Written problem: Check the listing below for lines that hold "data". How many are there? Please give only the number.

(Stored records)

+--

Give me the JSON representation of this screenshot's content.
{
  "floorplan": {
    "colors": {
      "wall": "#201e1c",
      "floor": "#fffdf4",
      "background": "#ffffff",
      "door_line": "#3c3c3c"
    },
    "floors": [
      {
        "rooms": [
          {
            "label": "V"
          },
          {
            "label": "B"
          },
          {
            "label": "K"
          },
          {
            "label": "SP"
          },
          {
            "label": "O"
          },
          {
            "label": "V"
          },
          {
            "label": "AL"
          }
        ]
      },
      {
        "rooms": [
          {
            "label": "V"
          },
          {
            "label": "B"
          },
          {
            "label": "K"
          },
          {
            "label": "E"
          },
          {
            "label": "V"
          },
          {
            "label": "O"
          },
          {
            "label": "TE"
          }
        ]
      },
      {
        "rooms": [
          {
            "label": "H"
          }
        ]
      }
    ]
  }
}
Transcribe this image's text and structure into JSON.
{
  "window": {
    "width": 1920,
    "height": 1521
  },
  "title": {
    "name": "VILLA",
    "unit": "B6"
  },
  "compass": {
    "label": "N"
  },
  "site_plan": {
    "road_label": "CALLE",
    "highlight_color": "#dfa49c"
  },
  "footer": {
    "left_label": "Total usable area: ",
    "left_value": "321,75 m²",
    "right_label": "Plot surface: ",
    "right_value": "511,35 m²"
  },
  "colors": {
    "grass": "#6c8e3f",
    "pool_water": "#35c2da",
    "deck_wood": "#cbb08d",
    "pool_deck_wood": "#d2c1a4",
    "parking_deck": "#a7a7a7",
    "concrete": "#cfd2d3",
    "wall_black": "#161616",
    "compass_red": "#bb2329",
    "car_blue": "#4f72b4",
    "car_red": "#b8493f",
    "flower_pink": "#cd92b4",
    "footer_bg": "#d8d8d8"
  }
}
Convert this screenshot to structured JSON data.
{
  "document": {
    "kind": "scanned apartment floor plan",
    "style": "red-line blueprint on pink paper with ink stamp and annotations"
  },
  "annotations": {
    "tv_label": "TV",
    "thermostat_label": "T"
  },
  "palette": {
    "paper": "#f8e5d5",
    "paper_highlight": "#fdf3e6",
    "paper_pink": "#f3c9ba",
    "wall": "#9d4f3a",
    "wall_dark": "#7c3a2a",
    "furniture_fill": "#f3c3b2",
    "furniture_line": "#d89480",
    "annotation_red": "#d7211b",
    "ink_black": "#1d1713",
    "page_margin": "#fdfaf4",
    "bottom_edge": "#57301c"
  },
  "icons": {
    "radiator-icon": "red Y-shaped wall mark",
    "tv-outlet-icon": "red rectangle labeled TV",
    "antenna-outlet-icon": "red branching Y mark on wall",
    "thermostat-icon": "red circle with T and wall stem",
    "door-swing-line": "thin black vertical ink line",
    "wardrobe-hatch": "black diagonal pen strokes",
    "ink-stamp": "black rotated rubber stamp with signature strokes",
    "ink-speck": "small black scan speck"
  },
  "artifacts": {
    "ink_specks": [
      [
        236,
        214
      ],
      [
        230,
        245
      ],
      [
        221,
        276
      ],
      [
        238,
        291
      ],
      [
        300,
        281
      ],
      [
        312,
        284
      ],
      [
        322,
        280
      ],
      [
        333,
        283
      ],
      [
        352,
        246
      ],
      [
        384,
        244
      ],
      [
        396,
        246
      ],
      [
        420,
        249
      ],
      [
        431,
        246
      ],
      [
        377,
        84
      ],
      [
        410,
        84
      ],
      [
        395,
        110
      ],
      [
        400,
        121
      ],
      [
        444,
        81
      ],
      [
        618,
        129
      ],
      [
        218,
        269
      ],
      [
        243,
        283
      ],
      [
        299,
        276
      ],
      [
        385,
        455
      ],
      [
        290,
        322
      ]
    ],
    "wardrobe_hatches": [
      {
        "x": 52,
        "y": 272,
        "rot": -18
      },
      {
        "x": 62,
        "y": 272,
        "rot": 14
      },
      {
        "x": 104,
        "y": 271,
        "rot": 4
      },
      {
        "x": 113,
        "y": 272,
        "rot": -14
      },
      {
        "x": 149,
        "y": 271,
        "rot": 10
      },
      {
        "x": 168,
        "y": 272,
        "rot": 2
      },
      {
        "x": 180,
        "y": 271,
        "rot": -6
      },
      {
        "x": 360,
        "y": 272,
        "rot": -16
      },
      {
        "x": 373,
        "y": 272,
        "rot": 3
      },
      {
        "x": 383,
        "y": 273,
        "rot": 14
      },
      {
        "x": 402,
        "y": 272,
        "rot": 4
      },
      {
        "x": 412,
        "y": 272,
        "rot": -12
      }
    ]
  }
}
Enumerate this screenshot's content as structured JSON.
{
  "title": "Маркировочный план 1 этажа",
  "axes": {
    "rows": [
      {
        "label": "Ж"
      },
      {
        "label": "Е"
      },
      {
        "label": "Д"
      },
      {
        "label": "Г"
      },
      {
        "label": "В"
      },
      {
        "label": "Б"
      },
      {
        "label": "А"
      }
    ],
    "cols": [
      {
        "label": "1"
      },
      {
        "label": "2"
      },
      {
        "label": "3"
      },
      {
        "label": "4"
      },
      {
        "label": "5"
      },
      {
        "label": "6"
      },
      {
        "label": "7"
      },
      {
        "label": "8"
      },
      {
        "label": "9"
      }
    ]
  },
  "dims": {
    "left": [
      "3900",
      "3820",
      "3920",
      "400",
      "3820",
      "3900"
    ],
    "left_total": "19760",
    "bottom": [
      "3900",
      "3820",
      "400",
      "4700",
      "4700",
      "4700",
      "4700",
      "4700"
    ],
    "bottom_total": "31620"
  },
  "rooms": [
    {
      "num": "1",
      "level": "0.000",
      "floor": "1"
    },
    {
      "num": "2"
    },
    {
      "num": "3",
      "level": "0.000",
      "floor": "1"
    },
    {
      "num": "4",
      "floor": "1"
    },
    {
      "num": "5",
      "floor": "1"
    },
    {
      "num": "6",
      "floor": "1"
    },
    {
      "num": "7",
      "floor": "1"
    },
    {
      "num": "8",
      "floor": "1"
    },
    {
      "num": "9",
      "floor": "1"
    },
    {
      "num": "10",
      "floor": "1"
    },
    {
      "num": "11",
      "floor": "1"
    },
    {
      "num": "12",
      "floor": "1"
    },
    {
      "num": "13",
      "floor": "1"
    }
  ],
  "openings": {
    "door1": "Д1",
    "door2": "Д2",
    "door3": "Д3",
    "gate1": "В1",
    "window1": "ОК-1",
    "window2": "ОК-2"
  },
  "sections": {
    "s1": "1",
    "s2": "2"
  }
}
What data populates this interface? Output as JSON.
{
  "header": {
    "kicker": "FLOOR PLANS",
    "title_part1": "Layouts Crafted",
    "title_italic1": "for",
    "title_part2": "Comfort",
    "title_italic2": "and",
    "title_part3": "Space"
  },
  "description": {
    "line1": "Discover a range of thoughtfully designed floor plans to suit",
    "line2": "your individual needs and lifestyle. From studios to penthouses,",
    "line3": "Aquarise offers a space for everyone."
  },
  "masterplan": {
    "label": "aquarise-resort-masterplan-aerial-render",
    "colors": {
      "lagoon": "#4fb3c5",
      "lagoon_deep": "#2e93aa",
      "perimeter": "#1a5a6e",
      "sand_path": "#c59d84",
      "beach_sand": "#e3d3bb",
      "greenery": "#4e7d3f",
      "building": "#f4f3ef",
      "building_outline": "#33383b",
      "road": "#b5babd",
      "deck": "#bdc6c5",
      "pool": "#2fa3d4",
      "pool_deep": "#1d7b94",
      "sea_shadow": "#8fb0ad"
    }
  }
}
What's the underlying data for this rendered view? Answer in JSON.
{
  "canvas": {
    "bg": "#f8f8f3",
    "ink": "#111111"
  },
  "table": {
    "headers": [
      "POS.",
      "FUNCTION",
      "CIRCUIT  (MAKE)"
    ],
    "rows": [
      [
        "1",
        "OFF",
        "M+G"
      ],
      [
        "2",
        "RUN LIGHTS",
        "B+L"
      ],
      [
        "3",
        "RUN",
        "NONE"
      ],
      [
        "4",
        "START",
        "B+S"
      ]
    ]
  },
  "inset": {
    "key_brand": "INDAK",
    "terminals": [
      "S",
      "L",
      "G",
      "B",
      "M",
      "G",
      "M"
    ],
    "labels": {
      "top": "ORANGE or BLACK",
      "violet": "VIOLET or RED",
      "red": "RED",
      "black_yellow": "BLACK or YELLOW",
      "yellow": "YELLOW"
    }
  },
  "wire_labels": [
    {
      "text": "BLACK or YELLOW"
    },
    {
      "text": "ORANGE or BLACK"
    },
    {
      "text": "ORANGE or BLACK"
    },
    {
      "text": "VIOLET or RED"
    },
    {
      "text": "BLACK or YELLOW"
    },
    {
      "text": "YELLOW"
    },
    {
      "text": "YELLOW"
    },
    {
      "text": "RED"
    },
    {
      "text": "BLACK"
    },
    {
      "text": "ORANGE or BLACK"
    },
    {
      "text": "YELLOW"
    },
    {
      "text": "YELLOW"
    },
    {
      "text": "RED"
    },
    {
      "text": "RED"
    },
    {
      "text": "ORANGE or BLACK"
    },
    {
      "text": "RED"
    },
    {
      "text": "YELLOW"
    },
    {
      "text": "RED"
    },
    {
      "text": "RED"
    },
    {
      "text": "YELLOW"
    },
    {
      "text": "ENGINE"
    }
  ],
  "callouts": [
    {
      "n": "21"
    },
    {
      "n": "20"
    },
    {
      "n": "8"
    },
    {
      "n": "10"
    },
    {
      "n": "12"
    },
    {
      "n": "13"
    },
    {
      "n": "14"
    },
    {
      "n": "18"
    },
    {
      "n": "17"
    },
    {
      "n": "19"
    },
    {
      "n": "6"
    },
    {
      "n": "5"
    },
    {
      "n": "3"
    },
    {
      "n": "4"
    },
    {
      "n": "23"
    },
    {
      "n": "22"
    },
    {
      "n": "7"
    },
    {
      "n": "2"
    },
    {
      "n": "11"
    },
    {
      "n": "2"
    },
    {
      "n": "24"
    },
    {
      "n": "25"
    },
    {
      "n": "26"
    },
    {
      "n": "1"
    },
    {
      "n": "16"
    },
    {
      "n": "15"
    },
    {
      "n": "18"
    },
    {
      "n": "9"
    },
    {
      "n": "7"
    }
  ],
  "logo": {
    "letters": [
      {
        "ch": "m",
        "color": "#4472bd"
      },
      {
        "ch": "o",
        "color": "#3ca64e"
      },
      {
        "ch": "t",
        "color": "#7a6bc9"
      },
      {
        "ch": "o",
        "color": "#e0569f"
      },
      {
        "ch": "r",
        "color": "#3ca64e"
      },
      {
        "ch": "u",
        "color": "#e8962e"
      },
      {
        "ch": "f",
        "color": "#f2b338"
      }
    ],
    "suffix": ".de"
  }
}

+--

Expected output: 3